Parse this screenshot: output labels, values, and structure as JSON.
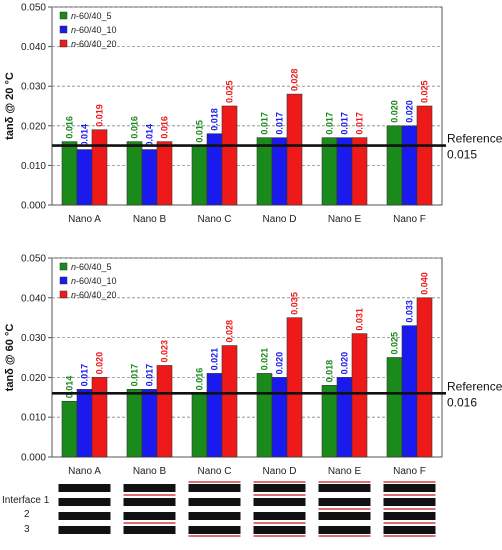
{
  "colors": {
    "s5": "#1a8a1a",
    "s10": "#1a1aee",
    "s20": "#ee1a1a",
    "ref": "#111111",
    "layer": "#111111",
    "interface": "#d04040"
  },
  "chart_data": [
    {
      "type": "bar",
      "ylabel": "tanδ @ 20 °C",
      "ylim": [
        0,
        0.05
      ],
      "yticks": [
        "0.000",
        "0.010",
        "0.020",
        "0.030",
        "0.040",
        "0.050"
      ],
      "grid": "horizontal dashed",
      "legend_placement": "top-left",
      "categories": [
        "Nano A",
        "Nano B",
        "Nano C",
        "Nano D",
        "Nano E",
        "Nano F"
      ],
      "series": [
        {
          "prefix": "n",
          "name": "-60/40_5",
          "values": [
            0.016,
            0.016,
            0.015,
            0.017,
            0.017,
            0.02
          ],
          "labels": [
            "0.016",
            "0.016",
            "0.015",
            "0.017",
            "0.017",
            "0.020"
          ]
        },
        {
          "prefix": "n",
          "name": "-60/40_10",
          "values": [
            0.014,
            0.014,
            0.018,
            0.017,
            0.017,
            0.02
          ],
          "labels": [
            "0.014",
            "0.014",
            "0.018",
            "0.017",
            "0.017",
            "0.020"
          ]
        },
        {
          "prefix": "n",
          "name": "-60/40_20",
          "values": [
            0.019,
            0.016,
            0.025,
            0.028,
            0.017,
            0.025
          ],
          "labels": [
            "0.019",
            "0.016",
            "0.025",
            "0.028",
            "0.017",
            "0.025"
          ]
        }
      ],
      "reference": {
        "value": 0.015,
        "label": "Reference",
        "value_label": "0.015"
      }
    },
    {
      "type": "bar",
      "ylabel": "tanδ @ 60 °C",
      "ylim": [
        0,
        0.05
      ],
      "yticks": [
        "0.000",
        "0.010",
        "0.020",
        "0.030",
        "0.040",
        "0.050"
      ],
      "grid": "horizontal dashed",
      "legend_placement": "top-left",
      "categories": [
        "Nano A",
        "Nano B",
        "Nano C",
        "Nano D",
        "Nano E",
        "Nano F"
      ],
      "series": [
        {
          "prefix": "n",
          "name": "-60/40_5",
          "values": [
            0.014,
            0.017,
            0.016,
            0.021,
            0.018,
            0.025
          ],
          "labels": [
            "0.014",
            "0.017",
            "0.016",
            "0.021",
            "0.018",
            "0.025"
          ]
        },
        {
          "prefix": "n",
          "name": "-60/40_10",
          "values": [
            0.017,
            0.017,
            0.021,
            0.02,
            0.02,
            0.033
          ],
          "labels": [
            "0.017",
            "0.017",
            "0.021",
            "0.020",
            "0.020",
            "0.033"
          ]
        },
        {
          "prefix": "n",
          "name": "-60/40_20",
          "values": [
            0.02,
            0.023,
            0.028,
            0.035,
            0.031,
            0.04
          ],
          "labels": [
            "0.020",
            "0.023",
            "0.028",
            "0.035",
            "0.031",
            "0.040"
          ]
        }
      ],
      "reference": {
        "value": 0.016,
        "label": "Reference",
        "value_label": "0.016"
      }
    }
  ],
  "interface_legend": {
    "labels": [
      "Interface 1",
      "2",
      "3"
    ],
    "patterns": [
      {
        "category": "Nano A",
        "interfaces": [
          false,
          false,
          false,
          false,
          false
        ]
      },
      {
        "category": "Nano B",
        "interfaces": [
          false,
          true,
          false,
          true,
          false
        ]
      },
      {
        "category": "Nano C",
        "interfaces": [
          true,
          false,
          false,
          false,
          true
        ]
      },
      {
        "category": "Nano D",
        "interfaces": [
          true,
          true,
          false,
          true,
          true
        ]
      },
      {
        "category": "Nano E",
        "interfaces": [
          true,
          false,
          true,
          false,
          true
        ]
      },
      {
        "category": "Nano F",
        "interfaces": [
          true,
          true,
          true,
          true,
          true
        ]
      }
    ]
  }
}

___

> _What is asked_
None of the pictures should appear; repeat the records exactly otherwise.

> _Reply to the exercise_
Parse this screenshot: output labels, values, and structure as JSON.
{
  "colors": {
    "s5": "#1a8a1a",
    "s10": "#1a1aee",
    "s20": "#ee1a1a",
    "ref": "#111111",
    "layer": "#111111",
    "interface": "#d04040"
  },
  "chart_data": [
    {
      "type": "bar",
      "ylabel": "tanδ @ 20 °C",
      "ylim": [
        0,
        0.05
      ],
      "yticks": [
        "0.000",
        "0.010",
        "0.020",
        "0.030",
        "0.040",
        "0.050"
      ],
      "grid": "horizontal dashed",
      "legend_placement": "top-left",
      "categories": [
        "Nano A",
        "Nano B",
        "Nano C",
        "Nano D",
        "Nano E",
        "Nano F"
      ],
      "series": [
        {
          "prefix": "n",
          "name": "-60/40_5",
          "values": [
            0.016,
            0.016,
            0.015,
            0.017,
            0.017,
            0.02
          ],
          "labels": [
            "0.016",
            "0.016",
            "0.015",
            "0.017",
            "0.017",
            "0.020"
          ]
        },
        {
          "prefix": "n",
          "name": "-60/40_10",
          "values": [
            0.014,
            0.014,
            0.018,
            0.017,
            0.017,
            0.02
          ],
          "labels": [
            "0.014",
            "0.014",
            "0.018",
            "0.017",
            "0.017",
            "0.020"
          ]
        },
        {
          "prefix": "n",
          "name": "-60/40_20",
          "values": [
            0.019,
            0.016,
            0.025,
            0.028,
            0.017,
            0.025
          ],
          "labels": [
            "0.019",
            "0.016",
            "0.025",
            "0.028",
            "0.017",
            "0.025"
          ]
        }
      ],
      "reference": {
        "value": 0.015,
        "label": "Reference",
        "value_label": "0.015"
      }
    },
    {
      "type": "bar",
      "ylabel": "tanδ @ 60 °C",
      "ylim": [
        0,
        0.05
      ],
      "yticks": [
        "0.000",
        "0.010",
        "0.020",
        "0.030",
        "0.040",
        "0.050"
      ],
      "grid": "horizontal dashed",
      "legend_placement": "top-left",
      "categories": [
        "Nano A",
        "Nano B",
        "Nano C",
        "Nano D",
        "Nano E",
        "Nano F"
      ],
      "series": [
        {
          "prefix": "n",
          "name": "-60/40_5",
          "values": [
            0.014,
            0.017,
            0.016,
            0.021,
            0.018,
            0.025
          ],
          "labels": [
            "0.014",
            "0.017",
            "0.016",
            "0.021",
            "0.018",
            "0.025"
          ]
        },
        {
          "prefix": "n",
          "name": "-60/40_10",
          "values": [
            0.017,
            0.017,
            0.021,
            0.02,
            0.02,
            0.033
          ],
          "labels": [
            "0.017",
            "0.017",
            "0.021",
            "0.020",
            "0.020",
            "0.033"
          ]
        },
        {
          "prefix": "n",
          "name": "-60/40_20",
          "values": [
            0.02,
            0.023,
            0.028,
            0.035,
            0.031,
            0.04
          ],
          "labels": [
            "0.020",
            "0.023",
            "0.028",
            "0.035",
            "0.031",
            "0.040"
          ]
        }
      ],
      "reference": {
        "value": 0.016,
        "label": "Reference",
        "value_label": "0.016"
      }
    }
  ],
  "interface_legend": {
    "labels": [
      "Interface 1",
      "2",
      "3"
    ],
    "patterns": [
      {
        "category": "Nano A",
        "interfaces": [
          false,
          false,
          false,
          false,
          false
        ]
      },
      {
        "category": "Nano B",
        "interfaces": [
          false,
          true,
          false,
          true,
          false
        ]
      },
      {
        "category": "Nano C",
        "interfaces": [
          true,
          false,
          false,
          false,
          true
        ]
      },
      {
        "category": "Nano D",
        "interfaces": [
          true,
          true,
          false,
          true,
          true
        ]
      },
      {
        "category": "Nano E",
        "interfaces": [
          true,
          false,
          true,
          false,
          true
        ]
      },
      {
        "category": "Nano F",
        "interfaces": [
          true,
          true,
          true,
          true,
          true
        ]
      }
    ]
  }
}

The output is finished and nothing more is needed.